=== Task directions ===
Copy the records from the first line through the line containing "answer-line: 5. x", swapping "question-number" for "item-number" wherever it appears and leaving everything else unchanged.

=== Records contained in a dataset ===
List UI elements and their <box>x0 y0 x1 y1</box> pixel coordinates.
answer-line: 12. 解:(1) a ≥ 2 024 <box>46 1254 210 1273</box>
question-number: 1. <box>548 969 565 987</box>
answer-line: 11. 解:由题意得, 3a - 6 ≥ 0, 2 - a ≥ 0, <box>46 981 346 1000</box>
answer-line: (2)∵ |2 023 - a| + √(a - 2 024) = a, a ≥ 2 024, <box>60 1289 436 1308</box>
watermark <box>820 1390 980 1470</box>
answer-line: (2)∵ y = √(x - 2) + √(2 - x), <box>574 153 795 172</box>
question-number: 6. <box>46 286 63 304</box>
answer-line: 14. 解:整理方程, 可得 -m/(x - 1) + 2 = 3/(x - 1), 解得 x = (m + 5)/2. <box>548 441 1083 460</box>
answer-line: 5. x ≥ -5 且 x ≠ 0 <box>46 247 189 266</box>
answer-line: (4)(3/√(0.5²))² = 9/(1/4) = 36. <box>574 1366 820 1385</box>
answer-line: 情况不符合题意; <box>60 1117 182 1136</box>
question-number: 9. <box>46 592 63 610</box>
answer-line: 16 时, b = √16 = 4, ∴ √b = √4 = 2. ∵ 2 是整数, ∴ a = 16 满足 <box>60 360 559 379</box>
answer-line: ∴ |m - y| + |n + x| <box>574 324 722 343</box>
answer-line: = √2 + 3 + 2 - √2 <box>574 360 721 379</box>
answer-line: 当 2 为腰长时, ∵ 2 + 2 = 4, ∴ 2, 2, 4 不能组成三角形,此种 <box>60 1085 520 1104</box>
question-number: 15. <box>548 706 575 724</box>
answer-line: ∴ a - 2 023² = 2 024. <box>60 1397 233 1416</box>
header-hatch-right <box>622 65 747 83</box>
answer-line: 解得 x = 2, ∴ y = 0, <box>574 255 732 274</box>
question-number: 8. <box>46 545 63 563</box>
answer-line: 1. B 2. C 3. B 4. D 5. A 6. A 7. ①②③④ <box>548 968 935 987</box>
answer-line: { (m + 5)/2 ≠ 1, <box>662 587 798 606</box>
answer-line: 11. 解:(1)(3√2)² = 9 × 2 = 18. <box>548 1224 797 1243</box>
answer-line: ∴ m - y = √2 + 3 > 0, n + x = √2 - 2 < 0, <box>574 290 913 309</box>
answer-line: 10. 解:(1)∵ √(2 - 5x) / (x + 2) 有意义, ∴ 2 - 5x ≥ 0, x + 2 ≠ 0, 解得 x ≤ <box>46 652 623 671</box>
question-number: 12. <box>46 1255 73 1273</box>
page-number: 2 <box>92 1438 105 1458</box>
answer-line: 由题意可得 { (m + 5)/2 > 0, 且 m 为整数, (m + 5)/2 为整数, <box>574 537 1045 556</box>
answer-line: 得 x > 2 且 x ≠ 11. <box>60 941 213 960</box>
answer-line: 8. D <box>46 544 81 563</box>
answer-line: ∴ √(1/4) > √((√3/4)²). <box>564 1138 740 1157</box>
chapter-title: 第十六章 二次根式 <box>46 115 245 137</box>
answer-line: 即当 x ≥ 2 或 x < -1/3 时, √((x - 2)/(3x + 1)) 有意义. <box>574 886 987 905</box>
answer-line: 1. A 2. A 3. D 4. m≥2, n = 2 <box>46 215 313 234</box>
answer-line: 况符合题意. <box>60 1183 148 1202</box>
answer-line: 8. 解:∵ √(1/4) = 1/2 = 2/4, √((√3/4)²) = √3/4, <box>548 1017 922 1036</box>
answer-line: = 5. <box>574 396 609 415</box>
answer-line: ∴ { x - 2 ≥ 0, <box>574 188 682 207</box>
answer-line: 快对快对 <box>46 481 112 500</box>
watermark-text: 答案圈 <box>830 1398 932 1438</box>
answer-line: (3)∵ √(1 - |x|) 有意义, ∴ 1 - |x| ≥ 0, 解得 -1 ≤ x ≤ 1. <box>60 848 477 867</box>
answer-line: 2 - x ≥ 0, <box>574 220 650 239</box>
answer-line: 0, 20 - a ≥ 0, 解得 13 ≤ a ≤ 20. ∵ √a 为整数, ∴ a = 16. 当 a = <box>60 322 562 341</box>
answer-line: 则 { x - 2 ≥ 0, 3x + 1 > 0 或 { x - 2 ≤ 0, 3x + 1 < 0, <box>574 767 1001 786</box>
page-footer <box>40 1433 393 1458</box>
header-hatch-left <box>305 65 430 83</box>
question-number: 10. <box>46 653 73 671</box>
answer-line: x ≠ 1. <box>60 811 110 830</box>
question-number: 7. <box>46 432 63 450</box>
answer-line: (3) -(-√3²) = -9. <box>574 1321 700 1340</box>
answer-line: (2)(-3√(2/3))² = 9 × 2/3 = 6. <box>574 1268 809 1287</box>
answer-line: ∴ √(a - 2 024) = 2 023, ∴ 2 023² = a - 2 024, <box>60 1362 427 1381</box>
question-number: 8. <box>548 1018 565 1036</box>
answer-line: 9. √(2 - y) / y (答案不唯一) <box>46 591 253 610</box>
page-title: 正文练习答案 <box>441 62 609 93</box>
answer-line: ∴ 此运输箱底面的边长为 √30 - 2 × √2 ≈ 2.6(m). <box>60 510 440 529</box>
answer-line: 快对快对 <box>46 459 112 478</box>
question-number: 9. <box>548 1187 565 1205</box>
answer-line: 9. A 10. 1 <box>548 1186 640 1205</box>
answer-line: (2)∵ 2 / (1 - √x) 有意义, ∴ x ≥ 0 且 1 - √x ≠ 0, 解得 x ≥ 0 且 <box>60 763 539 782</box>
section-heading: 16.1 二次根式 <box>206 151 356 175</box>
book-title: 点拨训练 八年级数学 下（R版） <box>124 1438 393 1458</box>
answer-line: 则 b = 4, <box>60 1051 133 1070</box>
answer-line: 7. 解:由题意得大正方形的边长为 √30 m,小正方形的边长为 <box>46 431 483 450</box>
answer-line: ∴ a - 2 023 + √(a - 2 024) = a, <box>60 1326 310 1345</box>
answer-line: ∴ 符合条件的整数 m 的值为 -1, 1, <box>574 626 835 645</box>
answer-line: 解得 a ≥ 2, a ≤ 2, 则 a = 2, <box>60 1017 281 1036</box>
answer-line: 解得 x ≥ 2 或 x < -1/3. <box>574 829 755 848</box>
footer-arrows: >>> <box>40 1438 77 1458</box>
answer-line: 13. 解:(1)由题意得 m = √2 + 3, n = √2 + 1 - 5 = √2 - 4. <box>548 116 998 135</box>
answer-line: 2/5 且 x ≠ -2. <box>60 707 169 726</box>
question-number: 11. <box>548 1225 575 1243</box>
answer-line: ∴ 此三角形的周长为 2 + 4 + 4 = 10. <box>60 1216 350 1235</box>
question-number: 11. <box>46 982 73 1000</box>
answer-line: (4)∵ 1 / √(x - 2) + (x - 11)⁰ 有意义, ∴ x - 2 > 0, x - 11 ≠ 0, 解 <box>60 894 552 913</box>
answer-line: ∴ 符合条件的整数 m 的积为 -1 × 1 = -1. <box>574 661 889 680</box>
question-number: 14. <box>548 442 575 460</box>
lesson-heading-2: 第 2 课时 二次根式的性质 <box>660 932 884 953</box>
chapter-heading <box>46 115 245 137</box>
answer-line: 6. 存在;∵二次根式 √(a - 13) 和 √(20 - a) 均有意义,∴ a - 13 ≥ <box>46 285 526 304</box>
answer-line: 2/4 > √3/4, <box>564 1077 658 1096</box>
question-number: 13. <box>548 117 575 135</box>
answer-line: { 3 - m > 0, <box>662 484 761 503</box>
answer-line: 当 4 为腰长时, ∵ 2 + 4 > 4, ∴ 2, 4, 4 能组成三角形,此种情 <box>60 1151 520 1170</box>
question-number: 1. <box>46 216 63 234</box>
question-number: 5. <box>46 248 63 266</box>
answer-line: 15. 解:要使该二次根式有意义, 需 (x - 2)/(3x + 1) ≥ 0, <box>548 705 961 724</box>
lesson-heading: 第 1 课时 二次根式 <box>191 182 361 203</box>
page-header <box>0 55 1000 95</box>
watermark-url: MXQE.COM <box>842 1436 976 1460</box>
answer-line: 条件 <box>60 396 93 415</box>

=== Task answer ===
List UI elements and their <box>x0 y0 x1 y1</box> pixel coordinates.
answer-line: 12. 解:(1) a ≥ 2 024 <box>46 1254 210 1273</box>
item-number: 1. <box>548 969 565 987</box>
answer-line: 11. 解:由题意得, 3a - 6 ≥ 0, 2 - a ≥ 0, <box>46 981 346 1000</box>
answer-line: (2)∵ |2 023 - a| + √(a - 2 024) = a, a ≥ 2 024, <box>60 1289 436 1308</box>
watermark <box>820 1390 980 1470</box>
answer-line: (2)∵ y = √(x - 2) + √(2 - x), <box>574 153 795 172</box>
item-number: 6. <box>46 286 63 304</box>
answer-line: 14. 解:整理方程, 可得 -m/(x - 1) + 2 = 3/(x - 1), 解得 x = (m + 5)/2. <box>548 441 1083 460</box>
answer-line: 5. x ≥ -5 且 x ≠ 0 <box>46 247 189 266</box>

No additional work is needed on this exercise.